**Task directions**
Look below for the line with "What data populates", then repeat it and all lines after it, exactly, minus any pictures.

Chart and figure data
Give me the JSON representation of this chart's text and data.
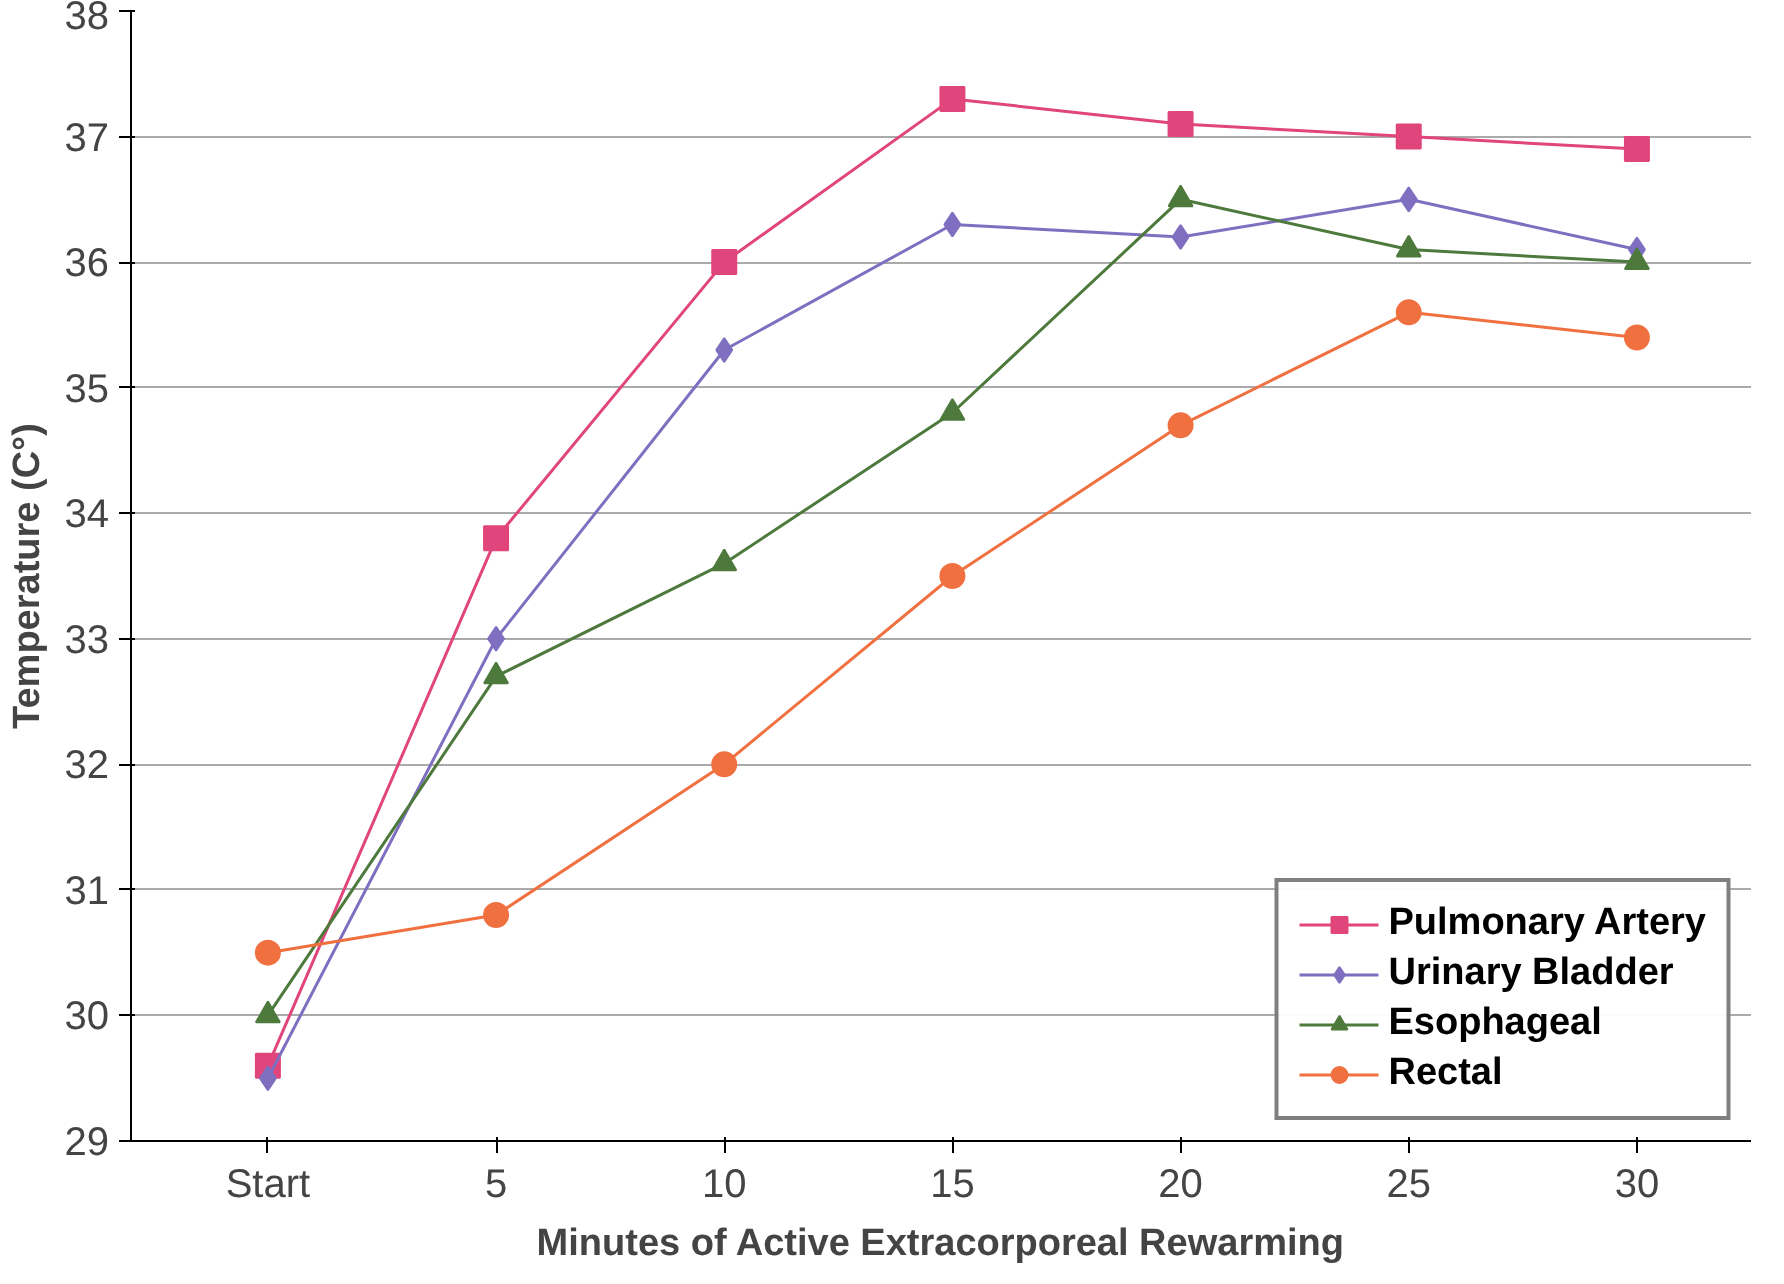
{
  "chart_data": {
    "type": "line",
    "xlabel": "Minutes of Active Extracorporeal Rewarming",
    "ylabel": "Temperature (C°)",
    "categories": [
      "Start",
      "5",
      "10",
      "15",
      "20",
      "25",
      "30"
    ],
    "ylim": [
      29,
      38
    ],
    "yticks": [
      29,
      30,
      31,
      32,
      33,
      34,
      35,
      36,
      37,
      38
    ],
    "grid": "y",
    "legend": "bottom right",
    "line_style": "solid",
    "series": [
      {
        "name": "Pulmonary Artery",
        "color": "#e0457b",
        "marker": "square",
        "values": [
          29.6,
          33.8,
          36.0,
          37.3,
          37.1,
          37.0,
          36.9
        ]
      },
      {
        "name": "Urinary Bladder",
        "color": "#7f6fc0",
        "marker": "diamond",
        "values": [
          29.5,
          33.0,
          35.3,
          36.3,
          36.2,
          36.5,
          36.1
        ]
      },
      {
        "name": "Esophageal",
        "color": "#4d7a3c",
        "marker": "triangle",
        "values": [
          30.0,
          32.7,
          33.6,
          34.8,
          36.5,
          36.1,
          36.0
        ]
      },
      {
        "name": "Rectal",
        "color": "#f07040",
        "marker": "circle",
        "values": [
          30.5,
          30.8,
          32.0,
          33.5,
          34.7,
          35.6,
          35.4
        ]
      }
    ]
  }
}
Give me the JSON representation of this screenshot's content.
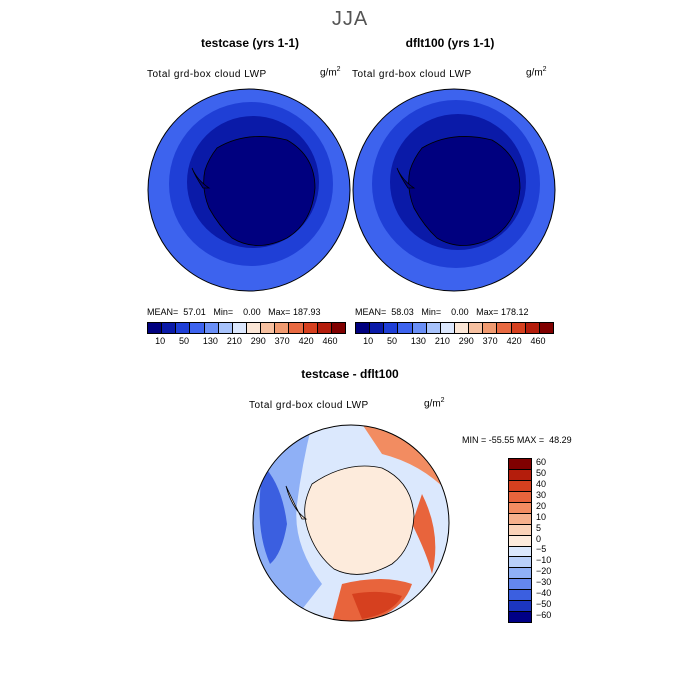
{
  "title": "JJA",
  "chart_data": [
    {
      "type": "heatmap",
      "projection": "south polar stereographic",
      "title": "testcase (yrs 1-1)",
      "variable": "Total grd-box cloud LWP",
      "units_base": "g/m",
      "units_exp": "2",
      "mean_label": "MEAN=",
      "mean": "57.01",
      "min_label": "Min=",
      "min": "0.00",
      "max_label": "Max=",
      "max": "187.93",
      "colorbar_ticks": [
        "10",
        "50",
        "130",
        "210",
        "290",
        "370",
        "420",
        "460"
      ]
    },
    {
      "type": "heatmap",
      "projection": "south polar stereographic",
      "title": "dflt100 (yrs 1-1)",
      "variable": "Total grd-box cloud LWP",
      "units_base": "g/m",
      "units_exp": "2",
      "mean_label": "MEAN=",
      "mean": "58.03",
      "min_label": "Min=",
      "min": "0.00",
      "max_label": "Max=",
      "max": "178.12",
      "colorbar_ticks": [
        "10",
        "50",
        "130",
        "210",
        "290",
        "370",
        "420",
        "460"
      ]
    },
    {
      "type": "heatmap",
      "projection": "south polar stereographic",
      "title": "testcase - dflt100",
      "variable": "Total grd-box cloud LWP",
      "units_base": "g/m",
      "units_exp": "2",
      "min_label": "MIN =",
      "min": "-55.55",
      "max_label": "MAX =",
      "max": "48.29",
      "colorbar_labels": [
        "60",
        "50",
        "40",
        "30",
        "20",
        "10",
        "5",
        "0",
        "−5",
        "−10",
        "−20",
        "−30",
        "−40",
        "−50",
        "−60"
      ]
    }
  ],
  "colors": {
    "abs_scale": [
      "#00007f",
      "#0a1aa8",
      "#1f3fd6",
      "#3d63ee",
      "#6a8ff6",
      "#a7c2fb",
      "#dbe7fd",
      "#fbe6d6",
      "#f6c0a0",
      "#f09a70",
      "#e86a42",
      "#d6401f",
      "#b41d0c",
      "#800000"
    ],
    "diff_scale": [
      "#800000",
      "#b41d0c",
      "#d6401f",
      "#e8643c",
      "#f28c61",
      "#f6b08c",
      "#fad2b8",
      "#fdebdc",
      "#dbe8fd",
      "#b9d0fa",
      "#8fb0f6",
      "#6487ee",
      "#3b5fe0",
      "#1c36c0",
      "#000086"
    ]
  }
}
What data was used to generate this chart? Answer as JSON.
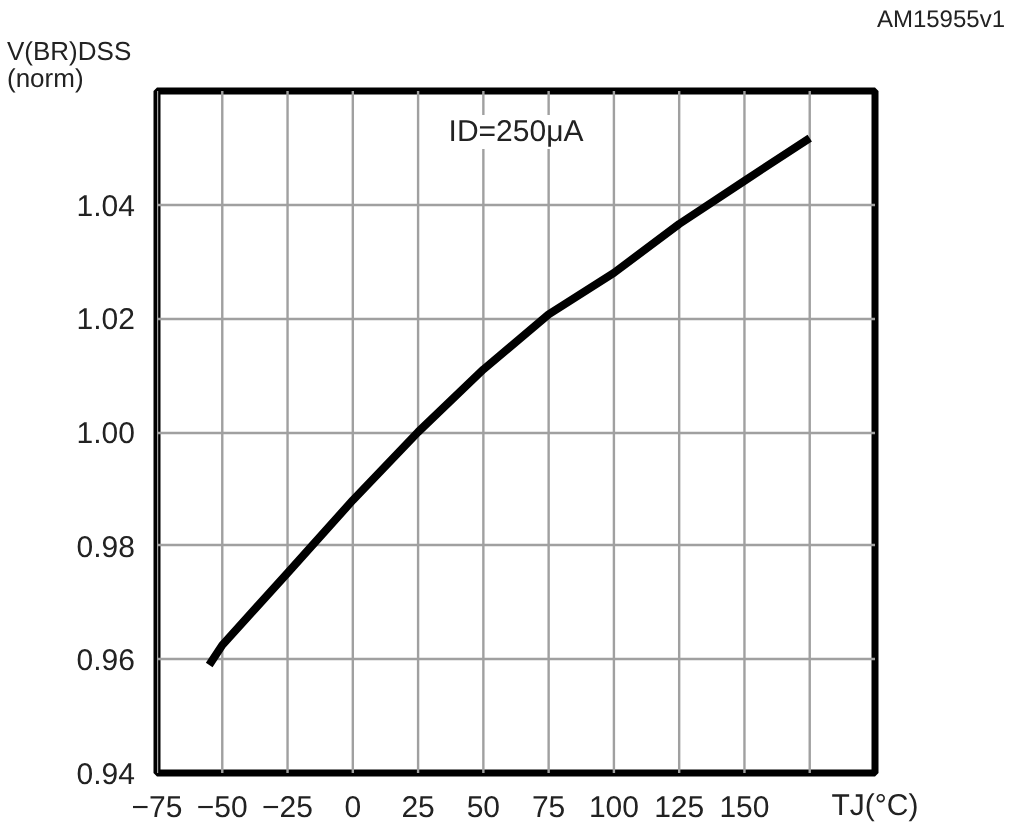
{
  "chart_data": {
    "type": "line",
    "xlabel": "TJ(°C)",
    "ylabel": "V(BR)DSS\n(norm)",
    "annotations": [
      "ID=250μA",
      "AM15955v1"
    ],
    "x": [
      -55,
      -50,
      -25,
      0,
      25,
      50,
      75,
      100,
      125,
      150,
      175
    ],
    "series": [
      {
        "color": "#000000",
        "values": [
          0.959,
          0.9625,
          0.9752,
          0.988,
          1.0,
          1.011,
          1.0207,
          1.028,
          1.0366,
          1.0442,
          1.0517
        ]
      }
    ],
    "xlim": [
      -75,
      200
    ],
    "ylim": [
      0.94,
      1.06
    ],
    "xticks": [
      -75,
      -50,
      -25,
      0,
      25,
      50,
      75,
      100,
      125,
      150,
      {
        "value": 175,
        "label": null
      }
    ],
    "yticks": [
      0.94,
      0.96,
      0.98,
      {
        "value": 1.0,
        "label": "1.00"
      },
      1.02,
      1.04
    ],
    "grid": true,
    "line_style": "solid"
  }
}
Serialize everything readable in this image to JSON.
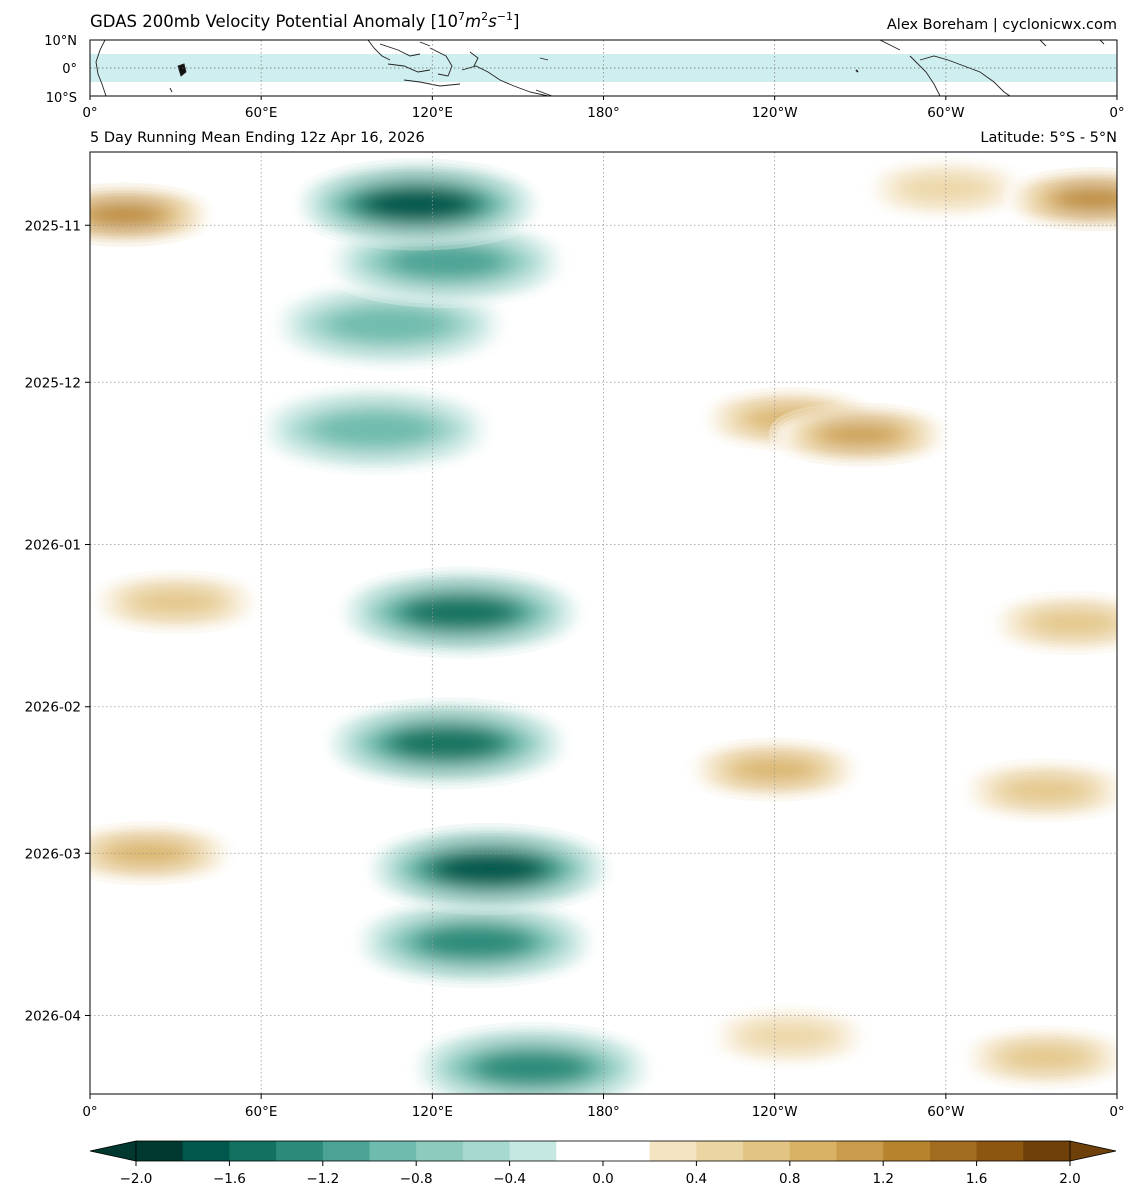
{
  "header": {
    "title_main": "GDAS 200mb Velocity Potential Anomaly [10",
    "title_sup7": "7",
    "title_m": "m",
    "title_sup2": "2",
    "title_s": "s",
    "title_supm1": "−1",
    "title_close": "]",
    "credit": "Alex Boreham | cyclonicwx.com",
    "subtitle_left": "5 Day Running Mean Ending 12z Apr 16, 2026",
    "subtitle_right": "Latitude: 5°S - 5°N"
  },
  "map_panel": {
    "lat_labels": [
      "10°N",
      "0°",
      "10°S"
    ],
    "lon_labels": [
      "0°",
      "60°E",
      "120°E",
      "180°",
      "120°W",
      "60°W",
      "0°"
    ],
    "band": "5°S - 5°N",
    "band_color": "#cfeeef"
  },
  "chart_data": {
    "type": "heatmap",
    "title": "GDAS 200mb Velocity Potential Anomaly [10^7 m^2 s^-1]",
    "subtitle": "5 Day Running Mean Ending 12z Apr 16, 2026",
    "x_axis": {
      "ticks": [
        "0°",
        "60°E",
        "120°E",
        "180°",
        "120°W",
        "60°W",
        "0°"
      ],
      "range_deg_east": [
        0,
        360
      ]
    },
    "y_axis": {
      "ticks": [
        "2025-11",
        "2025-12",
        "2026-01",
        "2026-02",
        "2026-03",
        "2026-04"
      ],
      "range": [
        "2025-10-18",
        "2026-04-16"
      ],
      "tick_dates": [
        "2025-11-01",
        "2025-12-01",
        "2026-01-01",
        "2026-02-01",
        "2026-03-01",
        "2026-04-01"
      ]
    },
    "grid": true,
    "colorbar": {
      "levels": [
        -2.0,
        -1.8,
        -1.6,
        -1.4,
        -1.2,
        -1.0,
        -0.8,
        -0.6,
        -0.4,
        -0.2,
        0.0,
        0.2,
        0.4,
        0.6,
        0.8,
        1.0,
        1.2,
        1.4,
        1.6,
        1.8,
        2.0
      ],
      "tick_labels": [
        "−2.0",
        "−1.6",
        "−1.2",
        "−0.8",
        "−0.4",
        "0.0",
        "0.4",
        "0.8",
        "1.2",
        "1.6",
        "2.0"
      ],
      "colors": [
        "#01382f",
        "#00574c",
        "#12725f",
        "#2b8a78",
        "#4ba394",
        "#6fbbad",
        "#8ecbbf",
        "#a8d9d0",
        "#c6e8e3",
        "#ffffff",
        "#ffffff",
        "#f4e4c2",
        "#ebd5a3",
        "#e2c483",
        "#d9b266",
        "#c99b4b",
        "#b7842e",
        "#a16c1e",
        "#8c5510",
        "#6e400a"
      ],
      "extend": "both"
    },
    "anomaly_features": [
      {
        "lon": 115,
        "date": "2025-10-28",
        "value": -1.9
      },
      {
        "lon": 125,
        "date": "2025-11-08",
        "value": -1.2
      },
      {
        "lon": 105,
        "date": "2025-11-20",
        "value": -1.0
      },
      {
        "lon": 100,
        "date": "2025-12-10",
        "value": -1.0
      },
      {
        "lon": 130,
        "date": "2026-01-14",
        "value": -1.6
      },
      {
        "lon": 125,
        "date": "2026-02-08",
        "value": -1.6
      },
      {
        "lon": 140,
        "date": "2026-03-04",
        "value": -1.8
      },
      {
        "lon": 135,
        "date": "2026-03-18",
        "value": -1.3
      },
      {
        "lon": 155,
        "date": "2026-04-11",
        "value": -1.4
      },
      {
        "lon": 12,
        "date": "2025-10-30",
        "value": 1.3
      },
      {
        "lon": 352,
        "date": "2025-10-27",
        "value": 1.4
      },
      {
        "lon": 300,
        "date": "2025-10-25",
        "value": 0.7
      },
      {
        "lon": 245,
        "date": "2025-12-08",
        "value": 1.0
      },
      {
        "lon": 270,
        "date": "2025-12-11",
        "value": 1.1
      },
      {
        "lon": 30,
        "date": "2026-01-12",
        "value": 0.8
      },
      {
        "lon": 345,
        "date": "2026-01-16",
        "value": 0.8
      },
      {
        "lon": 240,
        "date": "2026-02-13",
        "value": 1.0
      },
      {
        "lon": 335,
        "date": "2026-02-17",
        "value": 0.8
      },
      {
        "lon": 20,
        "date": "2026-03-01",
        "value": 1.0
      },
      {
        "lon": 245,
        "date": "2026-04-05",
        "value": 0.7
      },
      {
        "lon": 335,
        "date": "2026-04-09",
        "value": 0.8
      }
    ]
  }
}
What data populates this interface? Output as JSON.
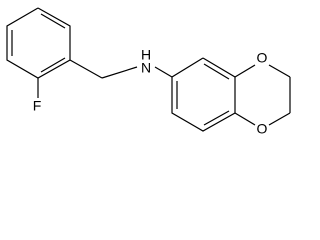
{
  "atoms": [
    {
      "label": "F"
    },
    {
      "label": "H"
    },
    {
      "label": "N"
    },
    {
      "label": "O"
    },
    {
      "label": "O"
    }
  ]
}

**Full answer**
What data populates this interface? Output as JSON.
{
  "atoms": [
    {
      "label": "F"
    },
    {
      "label": "H"
    },
    {
      "label": "N"
    },
    {
      "label": "O"
    },
    {
      "label": "O"
    }
  ]
}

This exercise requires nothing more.